:: Stated problem 1 ::
According to the passage on Latin American heritage, which gender-neutral terms have Latinx communities in the U.S. embraced?

:: Document extract ::
Before the influences of Spain, France and Portugal arrived on the shores of Latin America. During Pre-Hispanic times, the region was dominated by indigenous tribes like the Maya, Toltecs, Aztec, Purepecha and more. The effects of colonialism have hindered new generations from learning and identifying with their ancestral roots. Efforts to deconstruct the societal constructs built by the colonial period have begun. Latinx communities in the U.S. have taken initiative by moving away from identifying with terms like Hispanic and embracing the gender-neutral term Latinx and Latine.

:: Stated problem 2 ::
Copy the dataset items verbatim, starting at their first line and ending at the line containing "row-2007: 2007 5 bbox=[18, 79, 287, 121]", with both of those lines included.

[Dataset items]
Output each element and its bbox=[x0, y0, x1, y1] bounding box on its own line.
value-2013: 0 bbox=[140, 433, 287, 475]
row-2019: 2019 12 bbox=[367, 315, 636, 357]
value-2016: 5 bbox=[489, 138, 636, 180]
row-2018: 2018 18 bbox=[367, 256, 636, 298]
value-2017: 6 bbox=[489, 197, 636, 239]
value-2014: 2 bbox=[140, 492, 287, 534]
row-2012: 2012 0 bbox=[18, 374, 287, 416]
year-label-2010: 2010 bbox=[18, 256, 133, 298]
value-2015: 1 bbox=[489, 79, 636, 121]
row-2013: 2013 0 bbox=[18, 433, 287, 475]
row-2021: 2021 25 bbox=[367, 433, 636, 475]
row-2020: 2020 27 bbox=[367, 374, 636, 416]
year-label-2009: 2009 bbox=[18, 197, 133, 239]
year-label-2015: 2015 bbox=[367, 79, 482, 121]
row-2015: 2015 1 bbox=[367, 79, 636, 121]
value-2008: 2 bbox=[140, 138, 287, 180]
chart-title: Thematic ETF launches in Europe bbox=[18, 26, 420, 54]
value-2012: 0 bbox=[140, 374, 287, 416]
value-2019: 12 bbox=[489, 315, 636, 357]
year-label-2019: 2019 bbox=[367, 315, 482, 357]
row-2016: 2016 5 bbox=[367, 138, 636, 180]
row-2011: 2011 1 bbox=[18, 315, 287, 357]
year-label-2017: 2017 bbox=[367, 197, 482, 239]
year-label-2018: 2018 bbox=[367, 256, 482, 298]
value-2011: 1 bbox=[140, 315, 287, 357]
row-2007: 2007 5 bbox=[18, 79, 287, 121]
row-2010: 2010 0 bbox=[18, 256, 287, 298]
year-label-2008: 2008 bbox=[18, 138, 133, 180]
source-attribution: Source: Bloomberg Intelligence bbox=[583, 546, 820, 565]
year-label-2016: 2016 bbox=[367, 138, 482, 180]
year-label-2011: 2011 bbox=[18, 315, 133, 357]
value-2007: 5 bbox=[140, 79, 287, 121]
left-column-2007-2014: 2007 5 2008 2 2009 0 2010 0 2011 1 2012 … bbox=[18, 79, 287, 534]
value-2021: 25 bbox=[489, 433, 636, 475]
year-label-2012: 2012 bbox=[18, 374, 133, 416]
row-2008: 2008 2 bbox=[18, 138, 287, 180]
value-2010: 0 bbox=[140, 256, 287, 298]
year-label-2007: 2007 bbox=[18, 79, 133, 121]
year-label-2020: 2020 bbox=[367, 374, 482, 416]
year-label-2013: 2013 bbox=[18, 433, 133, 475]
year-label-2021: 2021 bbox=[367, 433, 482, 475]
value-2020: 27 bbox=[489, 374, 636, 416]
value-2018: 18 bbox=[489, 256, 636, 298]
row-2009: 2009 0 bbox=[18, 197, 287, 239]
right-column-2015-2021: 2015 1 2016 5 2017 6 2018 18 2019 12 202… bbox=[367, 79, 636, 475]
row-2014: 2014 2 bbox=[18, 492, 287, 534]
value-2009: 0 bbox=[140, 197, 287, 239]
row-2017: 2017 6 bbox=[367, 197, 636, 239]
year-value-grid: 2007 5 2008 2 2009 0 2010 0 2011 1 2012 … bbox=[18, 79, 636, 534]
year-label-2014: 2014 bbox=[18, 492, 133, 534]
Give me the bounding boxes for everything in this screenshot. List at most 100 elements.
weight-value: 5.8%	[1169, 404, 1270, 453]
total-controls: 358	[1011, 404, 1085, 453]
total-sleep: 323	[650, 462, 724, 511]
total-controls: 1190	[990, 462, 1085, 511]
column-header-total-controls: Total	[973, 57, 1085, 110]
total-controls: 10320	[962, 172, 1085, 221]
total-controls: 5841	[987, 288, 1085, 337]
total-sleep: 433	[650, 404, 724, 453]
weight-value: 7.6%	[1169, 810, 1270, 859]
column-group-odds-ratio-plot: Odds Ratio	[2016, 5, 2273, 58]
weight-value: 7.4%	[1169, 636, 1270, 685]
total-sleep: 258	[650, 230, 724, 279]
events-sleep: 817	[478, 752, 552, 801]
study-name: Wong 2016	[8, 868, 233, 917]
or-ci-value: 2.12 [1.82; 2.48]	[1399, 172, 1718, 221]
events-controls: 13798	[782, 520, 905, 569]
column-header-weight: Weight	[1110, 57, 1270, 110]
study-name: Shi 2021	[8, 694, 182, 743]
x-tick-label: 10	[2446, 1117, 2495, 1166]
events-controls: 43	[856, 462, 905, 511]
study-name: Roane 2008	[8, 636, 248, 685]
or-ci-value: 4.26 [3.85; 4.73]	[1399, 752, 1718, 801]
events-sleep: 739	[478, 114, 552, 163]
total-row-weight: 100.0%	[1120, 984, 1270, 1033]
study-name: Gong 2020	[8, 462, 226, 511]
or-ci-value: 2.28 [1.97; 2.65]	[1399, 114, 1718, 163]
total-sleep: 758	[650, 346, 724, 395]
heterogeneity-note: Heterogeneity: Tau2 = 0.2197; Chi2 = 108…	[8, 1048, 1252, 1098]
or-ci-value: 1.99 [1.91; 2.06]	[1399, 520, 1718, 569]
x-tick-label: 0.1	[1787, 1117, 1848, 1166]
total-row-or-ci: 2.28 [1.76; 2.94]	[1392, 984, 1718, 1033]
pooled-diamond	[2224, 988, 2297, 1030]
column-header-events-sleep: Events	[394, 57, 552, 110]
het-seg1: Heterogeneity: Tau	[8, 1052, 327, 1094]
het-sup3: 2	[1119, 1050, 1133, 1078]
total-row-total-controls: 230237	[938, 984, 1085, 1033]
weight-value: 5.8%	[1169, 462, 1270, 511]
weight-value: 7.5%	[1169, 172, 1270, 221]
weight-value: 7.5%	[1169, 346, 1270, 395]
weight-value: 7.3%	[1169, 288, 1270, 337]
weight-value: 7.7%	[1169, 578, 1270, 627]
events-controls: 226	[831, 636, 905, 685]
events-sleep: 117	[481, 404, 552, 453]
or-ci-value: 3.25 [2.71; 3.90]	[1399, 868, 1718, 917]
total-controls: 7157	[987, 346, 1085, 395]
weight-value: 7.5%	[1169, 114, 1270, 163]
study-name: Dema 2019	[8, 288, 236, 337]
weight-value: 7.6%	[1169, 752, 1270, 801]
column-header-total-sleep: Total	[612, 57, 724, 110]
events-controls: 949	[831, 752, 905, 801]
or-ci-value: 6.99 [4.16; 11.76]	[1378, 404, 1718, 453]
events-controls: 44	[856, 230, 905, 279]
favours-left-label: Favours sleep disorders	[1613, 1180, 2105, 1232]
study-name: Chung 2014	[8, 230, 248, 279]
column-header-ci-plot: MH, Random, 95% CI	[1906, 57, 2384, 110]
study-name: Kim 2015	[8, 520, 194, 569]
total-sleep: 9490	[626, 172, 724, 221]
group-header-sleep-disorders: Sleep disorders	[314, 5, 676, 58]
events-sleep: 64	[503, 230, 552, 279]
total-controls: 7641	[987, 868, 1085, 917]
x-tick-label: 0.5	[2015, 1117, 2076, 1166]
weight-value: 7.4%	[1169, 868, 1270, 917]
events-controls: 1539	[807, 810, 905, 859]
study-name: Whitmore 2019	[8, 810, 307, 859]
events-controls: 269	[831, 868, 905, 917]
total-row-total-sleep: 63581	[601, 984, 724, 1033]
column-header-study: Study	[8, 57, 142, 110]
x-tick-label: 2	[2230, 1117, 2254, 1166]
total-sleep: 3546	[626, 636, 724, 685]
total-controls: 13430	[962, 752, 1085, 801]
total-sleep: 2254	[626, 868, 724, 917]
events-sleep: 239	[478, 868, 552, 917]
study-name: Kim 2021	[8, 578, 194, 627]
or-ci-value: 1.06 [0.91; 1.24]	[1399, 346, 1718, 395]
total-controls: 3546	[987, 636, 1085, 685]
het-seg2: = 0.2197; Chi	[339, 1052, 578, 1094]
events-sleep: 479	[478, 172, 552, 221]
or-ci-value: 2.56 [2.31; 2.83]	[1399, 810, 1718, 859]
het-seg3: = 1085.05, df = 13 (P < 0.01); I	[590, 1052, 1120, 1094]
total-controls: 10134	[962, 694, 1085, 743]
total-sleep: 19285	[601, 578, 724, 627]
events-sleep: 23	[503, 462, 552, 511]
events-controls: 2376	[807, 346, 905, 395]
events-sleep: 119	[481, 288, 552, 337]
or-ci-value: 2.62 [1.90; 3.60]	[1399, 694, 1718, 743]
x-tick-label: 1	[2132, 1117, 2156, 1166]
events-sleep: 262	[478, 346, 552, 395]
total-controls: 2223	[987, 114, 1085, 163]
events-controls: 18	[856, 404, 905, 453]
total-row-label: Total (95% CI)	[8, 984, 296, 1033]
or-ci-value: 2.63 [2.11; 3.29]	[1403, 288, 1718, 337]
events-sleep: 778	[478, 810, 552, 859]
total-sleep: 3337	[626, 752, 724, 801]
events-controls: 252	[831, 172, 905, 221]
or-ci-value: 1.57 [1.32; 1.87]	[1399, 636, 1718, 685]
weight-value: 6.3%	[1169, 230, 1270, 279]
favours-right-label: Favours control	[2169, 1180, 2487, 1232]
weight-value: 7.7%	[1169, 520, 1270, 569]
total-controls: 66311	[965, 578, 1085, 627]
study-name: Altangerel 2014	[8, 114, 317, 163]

:: Answer 1 ::
Latinx and Latine.

:: Answer 2 ::
Output each element and its bbox=[x0, y0, x1, y1] bounding box on its own line.
value-2013: 0 bbox=[140, 433, 287, 475]
row-2019: 2019 12 bbox=[367, 315, 636, 357]
value-2016: 5 bbox=[489, 138, 636, 180]
row-2018: 2018 18 bbox=[367, 256, 636, 298]
value-2017: 6 bbox=[489, 197, 636, 239]
value-2014: 2 bbox=[140, 492, 287, 534]
row-2012: 2012 0 bbox=[18, 374, 287, 416]
year-label-2010: 2010 bbox=[18, 256, 133, 298]
value-2015: 1 bbox=[489, 79, 636, 121]
row-2013: 2013 0 bbox=[18, 433, 287, 475]
row-2021: 2021 25 bbox=[367, 433, 636, 475]
row-2020: 2020 27 bbox=[367, 374, 636, 416]
year-label-2009: 2009 bbox=[18, 197, 133, 239]
year-label-2015: 2015 bbox=[367, 79, 482, 121]
row-2015: 2015 1 bbox=[367, 79, 636, 121]
value-2008: 2 bbox=[140, 138, 287, 180]
chart-title: Thematic ETF launches in Europe bbox=[18, 26, 420, 54]
value-2012: 0 bbox=[140, 374, 287, 416]
value-2019: 12 bbox=[489, 315, 636, 357]
year-label-2019: 2019 bbox=[367, 315, 482, 357]
row-2016: 2016 5 bbox=[367, 138, 636, 180]
row-2011: 2011 1 bbox=[18, 315, 287, 357]
year-label-2017: 2017 bbox=[367, 197, 482, 239]
year-label-2018: 2018 bbox=[367, 256, 482, 298]
value-2011: 1 bbox=[140, 315, 287, 357]
row-2007: 2007 5 bbox=[18, 79, 287, 121]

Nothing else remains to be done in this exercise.